TASK DESCRIPTION – Copy each line containing the word "this" from the records that follow, please.

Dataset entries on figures
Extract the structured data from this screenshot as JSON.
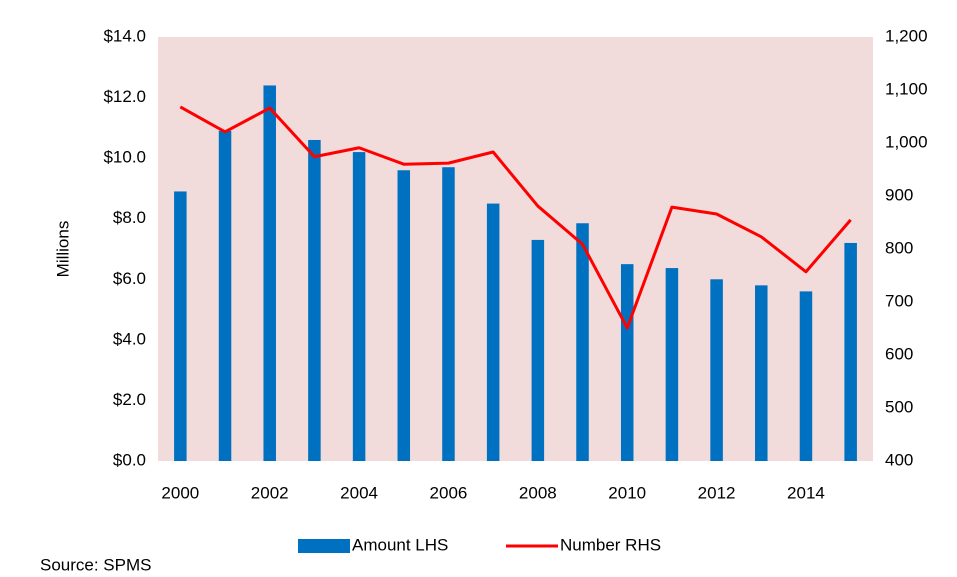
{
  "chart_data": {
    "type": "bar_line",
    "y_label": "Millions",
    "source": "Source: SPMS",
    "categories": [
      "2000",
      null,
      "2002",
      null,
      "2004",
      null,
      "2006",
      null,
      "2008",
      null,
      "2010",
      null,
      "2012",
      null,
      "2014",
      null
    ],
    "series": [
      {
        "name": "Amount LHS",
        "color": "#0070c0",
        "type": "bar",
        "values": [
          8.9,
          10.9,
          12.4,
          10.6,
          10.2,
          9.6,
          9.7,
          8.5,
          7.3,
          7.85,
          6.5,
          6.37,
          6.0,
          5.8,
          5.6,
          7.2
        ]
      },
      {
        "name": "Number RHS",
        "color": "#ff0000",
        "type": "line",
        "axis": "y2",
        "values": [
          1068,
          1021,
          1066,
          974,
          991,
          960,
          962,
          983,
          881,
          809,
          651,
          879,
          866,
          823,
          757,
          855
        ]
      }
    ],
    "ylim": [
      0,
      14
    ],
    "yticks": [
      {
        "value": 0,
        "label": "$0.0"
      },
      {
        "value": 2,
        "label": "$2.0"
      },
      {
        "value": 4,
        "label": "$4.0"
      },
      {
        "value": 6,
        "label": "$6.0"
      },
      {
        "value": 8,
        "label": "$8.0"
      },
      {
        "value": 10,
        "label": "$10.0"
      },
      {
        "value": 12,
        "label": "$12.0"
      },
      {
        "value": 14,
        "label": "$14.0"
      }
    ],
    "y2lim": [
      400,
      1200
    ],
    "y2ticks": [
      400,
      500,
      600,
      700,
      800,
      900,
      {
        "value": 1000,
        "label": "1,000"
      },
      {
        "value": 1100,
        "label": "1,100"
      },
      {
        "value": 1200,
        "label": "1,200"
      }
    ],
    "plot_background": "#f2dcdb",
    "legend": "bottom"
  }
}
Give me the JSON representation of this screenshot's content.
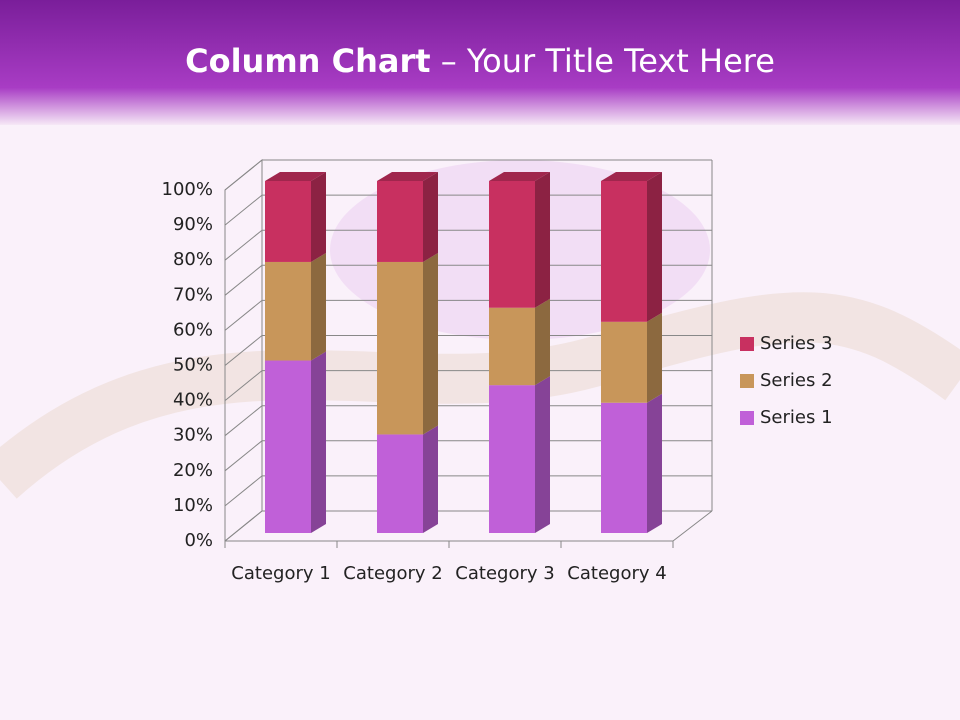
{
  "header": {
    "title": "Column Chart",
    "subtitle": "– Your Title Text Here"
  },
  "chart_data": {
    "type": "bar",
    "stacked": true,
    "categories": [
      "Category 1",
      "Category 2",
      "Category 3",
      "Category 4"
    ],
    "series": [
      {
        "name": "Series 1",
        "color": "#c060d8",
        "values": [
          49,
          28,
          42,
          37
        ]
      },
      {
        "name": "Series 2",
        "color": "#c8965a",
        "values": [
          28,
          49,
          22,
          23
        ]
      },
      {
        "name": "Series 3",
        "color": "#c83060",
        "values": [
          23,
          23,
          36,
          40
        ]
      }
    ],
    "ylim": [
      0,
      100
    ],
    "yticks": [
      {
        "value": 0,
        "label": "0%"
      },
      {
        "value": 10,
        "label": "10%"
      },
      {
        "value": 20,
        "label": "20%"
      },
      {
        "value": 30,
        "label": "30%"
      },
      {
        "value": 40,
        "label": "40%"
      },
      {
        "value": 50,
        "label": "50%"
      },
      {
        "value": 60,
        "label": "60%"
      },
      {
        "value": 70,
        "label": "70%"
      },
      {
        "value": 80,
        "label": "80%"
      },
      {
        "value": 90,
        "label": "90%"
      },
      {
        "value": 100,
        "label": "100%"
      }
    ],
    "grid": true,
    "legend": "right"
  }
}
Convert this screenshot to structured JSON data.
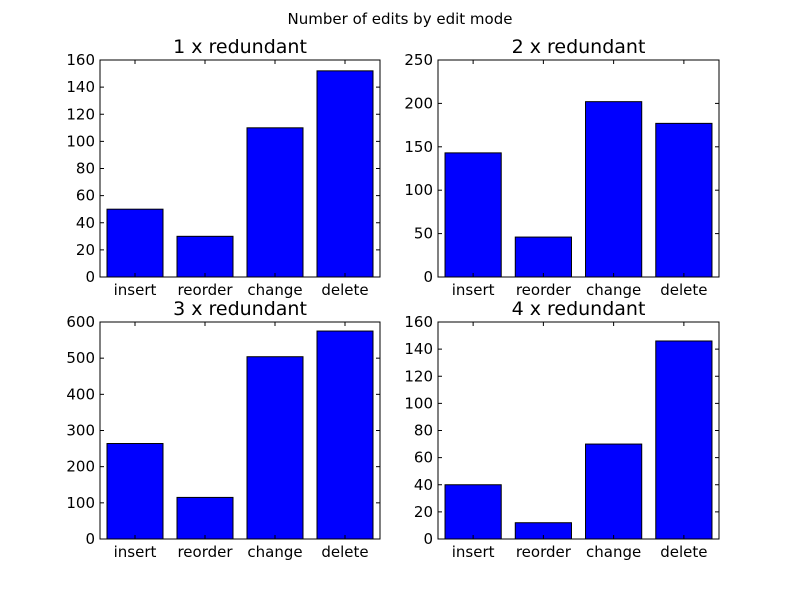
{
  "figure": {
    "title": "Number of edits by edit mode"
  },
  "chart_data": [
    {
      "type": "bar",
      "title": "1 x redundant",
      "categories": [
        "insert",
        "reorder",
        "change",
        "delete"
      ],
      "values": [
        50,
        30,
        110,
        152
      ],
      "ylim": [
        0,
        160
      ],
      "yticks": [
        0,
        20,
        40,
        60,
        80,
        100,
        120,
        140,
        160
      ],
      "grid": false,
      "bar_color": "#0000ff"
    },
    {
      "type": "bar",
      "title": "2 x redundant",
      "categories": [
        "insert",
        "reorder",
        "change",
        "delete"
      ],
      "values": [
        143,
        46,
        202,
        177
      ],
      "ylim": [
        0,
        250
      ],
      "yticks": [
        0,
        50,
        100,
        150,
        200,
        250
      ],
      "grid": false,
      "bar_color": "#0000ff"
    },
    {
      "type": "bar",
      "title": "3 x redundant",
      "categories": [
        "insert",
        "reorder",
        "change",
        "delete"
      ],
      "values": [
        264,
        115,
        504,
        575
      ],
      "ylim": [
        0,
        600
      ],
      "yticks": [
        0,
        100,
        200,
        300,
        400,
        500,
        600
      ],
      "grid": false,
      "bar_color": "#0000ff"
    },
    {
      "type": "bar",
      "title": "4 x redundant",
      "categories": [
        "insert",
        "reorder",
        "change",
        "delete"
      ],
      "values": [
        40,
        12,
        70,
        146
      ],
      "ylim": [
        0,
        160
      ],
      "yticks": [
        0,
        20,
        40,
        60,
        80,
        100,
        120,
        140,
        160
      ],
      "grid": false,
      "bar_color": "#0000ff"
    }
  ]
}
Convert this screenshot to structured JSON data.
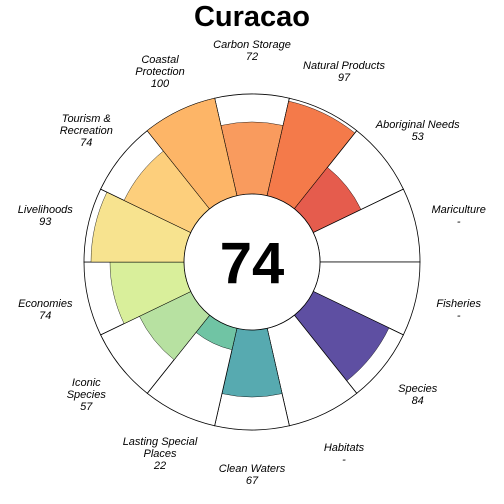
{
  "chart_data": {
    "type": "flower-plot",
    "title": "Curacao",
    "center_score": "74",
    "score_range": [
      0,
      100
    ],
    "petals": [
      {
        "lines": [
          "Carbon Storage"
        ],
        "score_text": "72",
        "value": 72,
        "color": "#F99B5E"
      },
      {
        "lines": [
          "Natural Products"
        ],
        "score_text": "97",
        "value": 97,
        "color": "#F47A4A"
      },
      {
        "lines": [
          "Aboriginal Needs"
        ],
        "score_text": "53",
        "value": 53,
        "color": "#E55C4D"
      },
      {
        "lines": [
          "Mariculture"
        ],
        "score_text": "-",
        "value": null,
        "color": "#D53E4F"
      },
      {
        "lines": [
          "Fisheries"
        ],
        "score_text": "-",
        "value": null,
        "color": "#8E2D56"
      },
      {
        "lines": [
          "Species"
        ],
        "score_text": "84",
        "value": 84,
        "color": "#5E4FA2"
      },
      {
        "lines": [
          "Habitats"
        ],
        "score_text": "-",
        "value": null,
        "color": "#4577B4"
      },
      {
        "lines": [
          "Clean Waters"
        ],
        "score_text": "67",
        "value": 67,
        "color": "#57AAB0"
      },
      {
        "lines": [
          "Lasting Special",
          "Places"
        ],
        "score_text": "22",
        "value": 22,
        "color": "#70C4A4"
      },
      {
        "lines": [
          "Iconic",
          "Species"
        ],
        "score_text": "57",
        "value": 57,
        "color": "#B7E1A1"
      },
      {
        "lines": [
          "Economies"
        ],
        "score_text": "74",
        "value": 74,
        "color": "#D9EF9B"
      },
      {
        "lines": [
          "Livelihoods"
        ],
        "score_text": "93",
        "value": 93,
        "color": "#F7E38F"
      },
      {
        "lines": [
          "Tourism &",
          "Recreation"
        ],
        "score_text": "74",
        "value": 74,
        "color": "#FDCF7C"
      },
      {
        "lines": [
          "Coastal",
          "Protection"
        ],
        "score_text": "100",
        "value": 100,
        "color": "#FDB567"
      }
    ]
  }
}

THE SOLUTION –
Extract the structured data from this screenshot as JSON.
Give me the JSON representation of this screenshot's content.
Convert this screenshot to structured JSON data.
Convert this screenshot to structured JSON data.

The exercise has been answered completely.